>> START Provided data

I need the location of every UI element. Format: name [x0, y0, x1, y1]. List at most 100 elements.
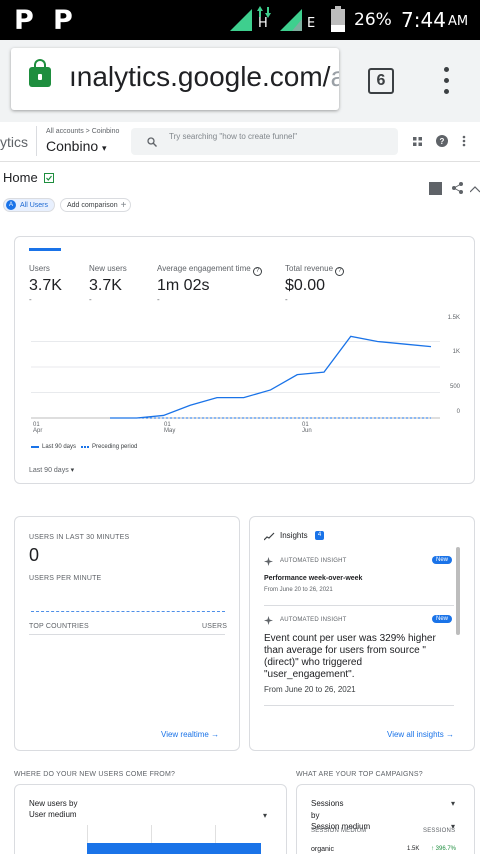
metric-label-revenue[interactable]: Total revenue ?	[285, 264, 345, 276]
metric-value-new-users[interactable]: 3.7K	[89, 277, 122, 294]
browser-menu-icon[interactable]	[436, 67, 456, 97]
tab-switcher-button[interactable]: 6	[368, 68, 394, 94]
browser-toolbar: ınalytics.google.com/a 6	[0, 40, 480, 122]
insights-scrollbar[interactable]	[456, 547, 460, 635]
network-type-label: E	[307, 16, 316, 31]
new-badge: New	[432, 556, 453, 564]
divider	[29, 634, 225, 635]
caret-down-icon: ▾	[70, 467, 75, 474]
comparison-chip-all-users[interactable]: A All Users	[3, 198, 56, 212]
series-line-current[interactable]	[110, 335, 432, 419]
legend-swatch-previous	[81, 446, 90, 448]
insights-count-badge: 4	[315, 531, 324, 540]
legend-label-previous: Preceding period	[92, 444, 138, 450]
help-icon[interactable]: ?	[436, 135, 448, 147]
users-line-chart[interactable]	[15, 237, 476, 485]
date-range-selector[interactable]: Last 90 days ▾	[29, 467, 75, 474]
view-all-insights-link[interactable]: View all insights →	[387, 730, 455, 739]
sparkle-icon	[264, 557, 273, 566]
insights-trend-icon	[264, 532, 275, 541]
caret-down-icon[interactable]: ▾	[263, 811, 268, 820]
arrow-right-icon: →	[446, 730, 455, 739]
insight-headline[interactable]: Event count per user was 329% higher tha…	[264, 633, 436, 680]
segment-avatar: A	[6, 200, 16, 210]
arrow-right-icon: →	[211, 730, 220, 739]
product-name: ytics	[0, 134, 28, 150]
add-comparison-button[interactable]: Add comparison +	[60, 198, 132, 212]
card-line1[interactable]: Sessions	[311, 799, 344, 808]
users-column-label: USERS	[202, 623, 228, 630]
metric-label-new-users[interactable]: New users	[89, 264, 127, 273]
card-title-line1[interactable]: New users by	[29, 799, 78, 808]
insight-headline[interactable]: Performance week-over-week	[264, 575, 363, 582]
realtime-card: USERS IN LAST 30 MINUTES 0 USERS PER MIN…	[14, 516, 240, 751]
metric-value-engagement[interactable]: 1m 02s	[157, 277, 210, 294]
battery-percent: 26%	[354, 10, 392, 30]
gridline	[87, 825, 88, 854]
plus-icon: +	[120, 199, 127, 211]
customize-report-icon[interactable]	[429, 182, 442, 195]
info-icon: ?	[335, 267, 345, 276]
caret-down-icon[interactable]: ▾	[451, 822, 456, 831]
svg-text:?: ?	[440, 137, 445, 146]
overview-card: Users 3.7K - New users 3.7K - Average en…	[14, 236, 475, 484]
page-title: Home	[3, 170, 55, 185]
clock-time: 7:44	[401, 8, 446, 32]
apps-grid-icon[interactable]	[413, 137, 422, 146]
y-tick-label: 500	[449, 384, 460, 390]
battery-icon	[331, 6, 345, 32]
table-row-value: 1.5K	[407, 846, 420, 852]
search-icon	[147, 137, 157, 147]
card-line3[interactable]: Session medium	[311, 822, 371, 831]
top-countries-label: TOP COUNTRIES	[29, 623, 89, 630]
divider	[264, 605, 454, 606]
sparkle-icon	[264, 616, 273, 625]
metric-value-users[interactable]: 3.7K	[29, 277, 62, 294]
notification-app-icon: P	[53, 5, 73, 36]
verified-check-icon	[44, 173, 55, 183]
y-tick-label: 1K	[452, 349, 460, 355]
metric-delta: -	[157, 295, 160, 304]
insight-date: From June 20 to 26, 2021	[264, 685, 356, 694]
table-row-change: ↑ 396.7%	[431, 846, 457, 852]
search-placeholder: Try searching "how to create funnel"	[169, 132, 298, 141]
metric-value-revenue[interactable]: $0.00	[285, 277, 326, 294]
caret-down-icon[interactable]: ▾	[451, 799, 456, 808]
status-bar: P P H E 26% 7:44 AM	[0, 0, 480, 40]
metric-delta: -	[89, 295, 92, 304]
network-type-label: H	[258, 16, 268, 31]
bar-new-users[interactable]	[87, 843, 261, 854]
users-per-minute-label: USERS PER MINUTE	[29, 575, 102, 582]
clock-ampm: AM	[448, 14, 469, 29]
column-header-medium: SESSION MEDIUM	[311, 828, 367, 834]
property-selector[interactable]: Conbino ▾	[46, 138, 107, 154]
insight-date: From June 20 to 26, 2021	[264, 587, 333, 593]
legend-label-current: Last 90 days	[42, 444, 77, 450]
x-tick-label: 01 Apr	[33, 422, 43, 434]
data-transfer-icon	[257, 6, 271, 18]
url-bar[interactable]: ınalytics.google.com/a	[11, 48, 339, 110]
section-title: WHAT ARE YOUR TOP CAMPAIGNS?	[296, 771, 423, 778]
insight-tag: AUTOMATED INSIGHT	[280, 617, 347, 623]
search-input[interactable]: Try searching "how to create funnel"	[131, 128, 398, 155]
card-title-line2[interactable]: User medium	[29, 810, 77, 819]
x-tick-label: 01 Jun	[302, 422, 312, 434]
table-row-label: organic	[311, 846, 334, 853]
signal-icon	[280, 9, 302, 31]
insight-tag: AUTOMATED INSIGHT	[280, 558, 347, 564]
new-badge: New	[432, 615, 453, 623]
metric-label-engagement[interactable]: Average engagement time ?	[157, 264, 262, 276]
chip-label: Add comparison	[67, 201, 118, 209]
view-realtime-link[interactable]: View realtime →	[161, 730, 220, 739]
insights-title: Insights	[280, 531, 308, 540]
metric-label-users[interactable]: Users	[29, 264, 50, 273]
card-line2: by	[311, 811, 320, 820]
column-header-sessions: SESSIONS	[423, 828, 456, 834]
share-icon[interactable]	[452, 182, 463, 194]
breadcrumb[interactable]: All accounts > Coinbino	[46, 128, 120, 135]
selected-metric-indicator	[29, 248, 61, 251]
insights-trend-icon[interactable]	[470, 185, 480, 193]
url-text[interactable]: ınalytics.google.com/a	[69, 61, 339, 92]
more-vert-icon[interactable]	[462, 135, 466, 147]
campaigns-card: Sessions ▾ by Session medium ▾ SESSION M…	[296, 784, 475, 854]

>> END Provided data

Work to do — Rewrite every row above, putting "dropdown-caret" wherever "caret-down-icon" appears and leaving everything else unchanged. Leave the pictures out of your answer.

Response to this task —
I need the location of every UI element. Format: name [x0, y0, x1, y1]. List at most 100 elements.
metric-label-revenue[interactable]: Total revenue ?	[285, 264, 345, 276]
metric-value-new-users[interactable]: 3.7K	[89, 277, 122, 294]
browser-menu-icon[interactable]	[436, 67, 456, 97]
tab-switcher-button[interactable]: 6	[368, 68, 394, 94]
browser-toolbar: ınalytics.google.com/a 6	[0, 40, 480, 122]
insights-scrollbar[interactable]	[456, 547, 460, 635]
network-type-label: E	[307, 16, 316, 31]
new-badge: New	[432, 556, 453, 564]
divider	[29, 634, 225, 635]
dropdown-caret: ▾	[70, 467, 75, 474]
comparison-chip-all-users[interactable]: A All Users	[3, 198, 56, 212]
series-line-current[interactable]	[110, 335, 432, 419]
legend-swatch-previous	[81, 446, 90, 448]
insights-count-badge: 4	[315, 531, 324, 540]
legend-label-previous: Preceding period	[92, 444, 138, 450]
help-icon[interactable]: ?	[436, 135, 448, 147]
users-line-chart[interactable]	[15, 237, 476, 485]
date-range-selector[interactable]: Last 90 days ▾	[29, 467, 75, 474]
view-all-insights-link[interactable]: View all insights →	[387, 730, 455, 739]
sparkle-icon	[264, 557, 273, 566]
insights-trend-icon	[264, 532, 275, 541]
dropdown-caret[interactable]: ▾	[263, 811, 268, 820]
arrow-right-icon: →	[446, 730, 455, 739]
insight-headline[interactable]: Event count per user was 329% higher tha…	[264, 633, 436, 680]
segment-avatar: A	[6, 200, 16, 210]
arrow-right-icon: →	[211, 730, 220, 739]
product-name: ytics	[0, 134, 28, 150]
add-comparison-button[interactable]: Add comparison +	[60, 198, 132, 212]
card-line1[interactable]: Sessions	[311, 799, 344, 808]
users-column-label: USERS	[202, 623, 228, 630]
metric-label-new-users[interactable]: New users	[89, 264, 127, 273]
card-title-line1[interactable]: New users by	[29, 799, 78, 808]
insight-headline[interactable]: Performance week-over-week	[264, 575, 363, 582]
realtime-card: USERS IN LAST 30 MINUTES 0 USERS PER MIN…	[14, 516, 240, 751]
metric-value-engagement[interactable]: 1m 02s	[157, 277, 210, 294]
battery-percent: 26%	[354, 10, 392, 30]
gridline	[87, 825, 88, 854]
plus-icon: +	[120, 199, 127, 211]
customize-report-icon[interactable]	[429, 182, 442, 195]
info-icon: ?	[335, 267, 345, 276]
dropdown-caret[interactable]: ▾	[451, 822, 456, 831]
svg-text:?: ?	[440, 137, 445, 146]
overview-card: Users 3.7K - New users 3.7K - Average en…	[14, 236, 475, 484]
page-title: Home	[3, 170, 55, 185]
clock-time: 7:44	[401, 8, 446, 32]
apps-grid-icon[interactable]	[413, 137, 422, 146]
y-tick-label: 500	[449, 384, 460, 390]
battery-icon	[331, 6, 345, 32]
table-row-value: 1.5K	[407, 846, 420, 852]
search-icon	[147, 137, 157, 147]
card-line3[interactable]: Session medium	[311, 822, 371, 831]
top-countries-label: TOP COUNTRIES	[29, 623, 89, 630]
divider	[264, 605, 454, 606]
sparkle-icon	[264, 616, 273, 625]
metric-value-users[interactable]: 3.7K	[29, 277, 62, 294]
notification-app-icon: P	[53, 5, 73, 36]
verified-check-icon	[44, 173, 55, 183]
y-tick-label: 1K	[452, 349, 460, 355]
metric-delta: -	[157, 295, 160, 304]
insight-date: From June 20 to 26, 2021	[264, 685, 356, 694]
table-row-change: ↑ 396.7%	[431, 846, 457, 852]
search-placeholder: Try searching "how to create funnel"	[169, 132, 298, 141]
metric-value-revenue[interactable]: $0.00	[285, 277, 326, 294]
dropdown-caret[interactable]: ▾	[451, 799, 456, 808]
status-bar: P P H E 26% 7:44 AM	[0, 0, 480, 40]
metric-delta: -	[89, 295, 92, 304]
network-type-label: H	[258, 16, 268, 31]
bar-new-users[interactable]	[87, 843, 261, 854]
users-per-minute-label: USERS PER MINUTE	[29, 575, 102, 582]
clock-ampm: AM	[448, 14, 469, 29]
column-header-medium: SESSION MEDIUM	[311, 828, 367, 834]
property-selector[interactable]: Conbino ▾	[46, 138, 107, 154]
insight-date: From June 20 to 26, 2021	[264, 587, 333, 593]
legend-label-current: Last 90 days	[42, 444, 77, 450]
x-tick-label: 01 Apr	[33, 422, 43, 434]
data-transfer-icon	[257, 6, 271, 18]
url-bar[interactable]: ınalytics.google.com/a	[11, 48, 339, 110]
section-title: WHAT ARE YOUR TOP CAMPAIGNS?	[296, 771, 423, 778]
insight-tag: AUTOMATED INSIGHT	[280, 617, 347, 623]
search-input[interactable]: Try searching "how to create funnel"	[131, 128, 398, 155]
card-title-line2[interactable]: User medium	[29, 810, 77, 819]
x-tick-label: 01 Jun	[302, 422, 312, 434]
table-row-label: organic	[311, 846, 334, 853]
signal-icon	[280, 9, 302, 31]
insight-tag: AUTOMATED INSIGHT	[280, 558, 347, 564]
new-badge: New	[432, 615, 453, 623]
metric-label-engagement[interactable]: Average engagement time ?	[157, 264, 262, 276]
chip-label: Add comparison	[67, 201, 118, 209]
view-realtime-link[interactable]: View realtime →	[161, 730, 220, 739]
insights-title: Insights	[280, 531, 308, 540]
metric-label-users[interactable]: Users	[29, 264, 50, 273]
card-line2: by	[311, 811, 320, 820]
column-header-sessions: SESSIONS	[423, 828, 456, 834]
share-icon[interactable]	[452, 182, 463, 194]
breadcrumb[interactable]: All accounts > Coinbino	[46, 128, 120, 135]
selected-metric-indicator	[29, 248, 61, 251]
insights-trend-icon[interactable]	[470, 185, 480, 193]
url-text[interactable]: ınalytics.google.com/a	[69, 61, 339, 92]
more-vert-icon[interactable]	[462, 135, 466, 147]
campaigns-card: Sessions ▾ by Session medium ▾ SESSION M…	[296, 784, 475, 854]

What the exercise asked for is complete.